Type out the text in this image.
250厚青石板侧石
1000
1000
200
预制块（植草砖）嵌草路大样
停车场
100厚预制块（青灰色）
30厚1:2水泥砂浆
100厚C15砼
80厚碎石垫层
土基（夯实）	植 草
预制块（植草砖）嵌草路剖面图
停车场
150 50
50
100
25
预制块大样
******
Task requirements – Give every line of the material again, exactly as it reads.

Task output –
Type out the text in this image.
250厚青石板侧石
1000
1000
200
预制块（植草砖）嵌草路大样
停车场
100厚预制块（青灰色）
30厚1:2水泥砂浆
100厚C15砼
80厚碎石垫层
土基（夯实）	植 草
预制块（植草砖）嵌草路剖面图
停车场
150 50
50
100
25
预制块大样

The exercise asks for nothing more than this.